** WHAT YOU WILL DO **
Reproduce the listing below in its entirety. Change nothing.

** SUPPLIED MATERIAL **
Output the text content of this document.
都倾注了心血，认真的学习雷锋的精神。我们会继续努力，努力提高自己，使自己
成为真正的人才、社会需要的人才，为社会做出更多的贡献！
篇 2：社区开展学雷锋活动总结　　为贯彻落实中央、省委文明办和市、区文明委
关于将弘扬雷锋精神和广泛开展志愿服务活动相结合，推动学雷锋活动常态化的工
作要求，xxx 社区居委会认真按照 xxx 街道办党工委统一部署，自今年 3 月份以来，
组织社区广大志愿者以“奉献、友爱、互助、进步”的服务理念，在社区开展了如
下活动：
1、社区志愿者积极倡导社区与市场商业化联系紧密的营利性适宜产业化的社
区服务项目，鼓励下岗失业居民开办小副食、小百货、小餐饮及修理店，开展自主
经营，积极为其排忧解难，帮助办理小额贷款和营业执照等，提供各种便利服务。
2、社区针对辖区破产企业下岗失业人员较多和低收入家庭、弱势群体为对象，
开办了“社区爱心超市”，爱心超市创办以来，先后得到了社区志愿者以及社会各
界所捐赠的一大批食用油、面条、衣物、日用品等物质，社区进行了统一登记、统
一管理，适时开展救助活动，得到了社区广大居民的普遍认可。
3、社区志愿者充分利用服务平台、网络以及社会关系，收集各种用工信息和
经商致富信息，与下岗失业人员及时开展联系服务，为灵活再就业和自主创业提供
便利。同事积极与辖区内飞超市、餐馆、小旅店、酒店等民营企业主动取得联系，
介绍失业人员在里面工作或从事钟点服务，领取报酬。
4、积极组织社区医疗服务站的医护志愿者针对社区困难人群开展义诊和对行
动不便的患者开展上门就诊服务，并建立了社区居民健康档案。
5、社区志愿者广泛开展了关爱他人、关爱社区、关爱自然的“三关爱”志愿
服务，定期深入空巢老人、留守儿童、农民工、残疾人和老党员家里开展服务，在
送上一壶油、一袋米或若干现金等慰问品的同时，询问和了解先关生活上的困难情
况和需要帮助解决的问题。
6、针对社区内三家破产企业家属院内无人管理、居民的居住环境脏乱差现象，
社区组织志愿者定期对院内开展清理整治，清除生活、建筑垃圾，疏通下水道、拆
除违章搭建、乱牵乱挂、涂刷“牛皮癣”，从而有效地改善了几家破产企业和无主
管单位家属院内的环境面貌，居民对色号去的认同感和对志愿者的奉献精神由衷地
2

** IN RESPONSE **
Output the text content of this document.
都倾注了心血，认真的学习雷锋的精神。我们会继续努力，努力提高自己，使自己
成为真正的人才、社会需要的人才，为社会做出更多的贡献！
篇 2：社区开展学雷锋活动总结　　为贯彻落实中央、省委文明办和市、区文明委
关于将弘扬雷锋精神和广泛开展志愿服务活动相结合，推动学雷锋活动常态化的工
作要求，xxx 社区居委会认真按照 xxx 街道办党工委统一部署，自今年 3 月份以来，
组织社区广大志愿者以“奉献、友爱、互助、进步”的服务理念，在社区开展了如
下活动：
1、社区志愿者积极倡导社区与市场商业化联系紧密的营利性适宜产业化的社
区服务项目，鼓励下岗失业居民开办小副食、小百货、小餐饮及修理店，开展自主
经营，积极为其排忧解难，帮助办理小额贷款和营业执照等，提供各种便利服务。
2、社区针对辖区破产企业下岗失业人员较多和低收入家庭、弱势群体为对象，
开办了“社区爱心超市”，爱心超市创办以来，先后得到了社区志愿者以及社会各
界所捐赠的一大批食用油、面条、衣物、日用品等物质，社区进行了统一登记、统
一管理，适时开展救助活动，得到了社区广大居民的普遍认可。
3、社区志愿者充分利用服务平台、网络以及社会关系，收集各种用工信息和
经商致富信息，与下岗失业人员及时开展联系服务，为灵活再就业和自主创业提供
便利。同事积极与辖区内飞超市、餐馆、小旅店、酒店等民营企业主动取得联系，
介绍失业人员在里面工作或从事钟点服务，领取报酬。
4、积极组织社区医疗服务站的医护志愿者针对社区困难人群开展义诊和对行
动不便的患者开展上门就诊服务，并建立了社区居民健康档案。
5、社区志愿者广泛开展了关爱他人、关爱社区、关爱自然的“三关爱”志愿
服务，定期深入空巢老人、留守儿童、农民工、残疾人和老党员家里开展服务，在
送上一壶油、一袋米或若干现金等慰问品的同时，询问和了解先关生活上的困难情
况和需要帮助解决的问题。
6、针对社区内三家破产企业家属院内无人管理、居民的居住环境脏乱差现象，
社区组织志愿者定期对院内开展清理整治，清除生活、建筑垃圾，疏通下水道、拆
除违章搭建、乱牵乱挂、涂刷“牛皮癣”，从而有效地改善了几家破产企业和无主
管单位家属院内的环境面貌，居民对色号去的认同感和对志愿者的奉献精神由衷地
2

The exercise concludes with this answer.